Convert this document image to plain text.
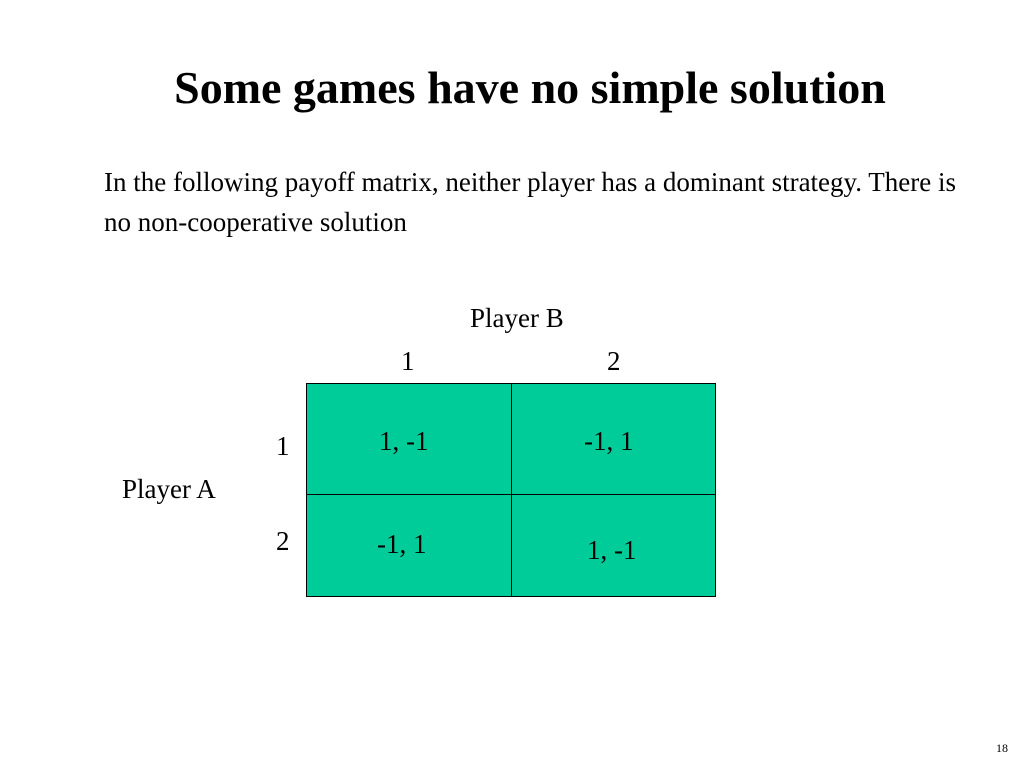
Some games have no simple solution
In the following payoff matrix, neither player has a dominant strategy. There is no non-cooperative solution
Player B
1	2
1
2
Player A
1, -1	-1, 1
-1, 1	1, -1
18
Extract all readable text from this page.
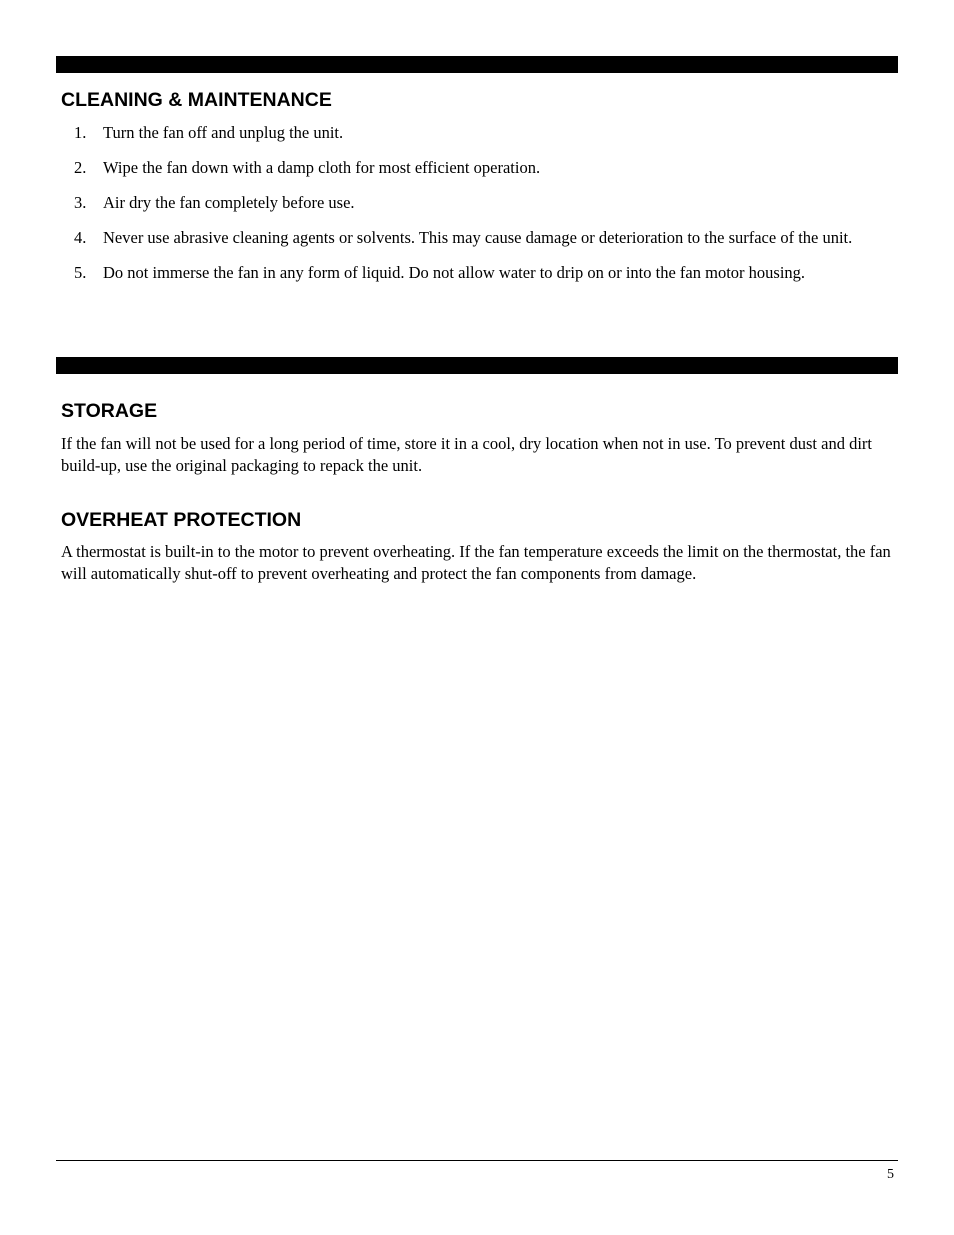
CLEANING & MAINTENANCE
1. Turn the fan off and unplug the unit.
2. Wipe the fan down with a damp cloth for most efficient operation.
3. Air dry the fan completely before use.
4. Never use abrasive cleaning agents or solvents. This may cause damage or deterioration to the surface of the unit.
5. Do not immerse the fan in any form of liquid. Do not allow water to drip on or into the fan motor housing.
STORAGE

If the fan will not be used for a long period of time, store it in a cool, dry location when not in use. To prevent dust and dirt build-up, use the original packaging to repack the unit.

OVERHEAT PROTECTION

A thermostat is built-in to the motor to prevent overheating. If the fan temperature exceeds the limit on the thermostat, the fan will automatically shut-off to prevent overheating and protect the fan components from damage.

5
***
WHAT YOU SHOULD DO:
Transcribe the full listing above exactly as it stands, minus the pictures.

EXPECTED ANSWER:
Convert this document image to plain text.
Some games have no simple solution
In the following payoff matrix, neither player has a dominant strategy. There is no non-cooperative solution
Player B
1	2
1
2
Player A
1, -1	-1, 1
-1, 1	1, -1
18
Extract all readable text from this page.
CLEANING & MAINTENANCE
1. Turn the fan off and unplug the unit.
2. Wipe the fan down with a damp cloth for most efficient operation.
3. Air dry the fan completely before use.
4. Never use abrasive cleaning agents or solvents. This may cause damage or deterioration to the surface of the unit.
5. Do not immerse the fan in any form of liquid. Do not allow water to drip on or into the fan motor housing.
STORAGE

If the fan will not be used for a long period of time, store it in a cool, dry location when not in use. To prevent dust and dirt build-up, use the original packaging to repack the unit.

OVERHEAT PROTECTION

A thermostat is built-in to the motor to prevent overheating. If the fan temperature exceeds the limit on the thermostat, the fan will automatically shut-off to prevent overheating and protect the fan components from damage.

5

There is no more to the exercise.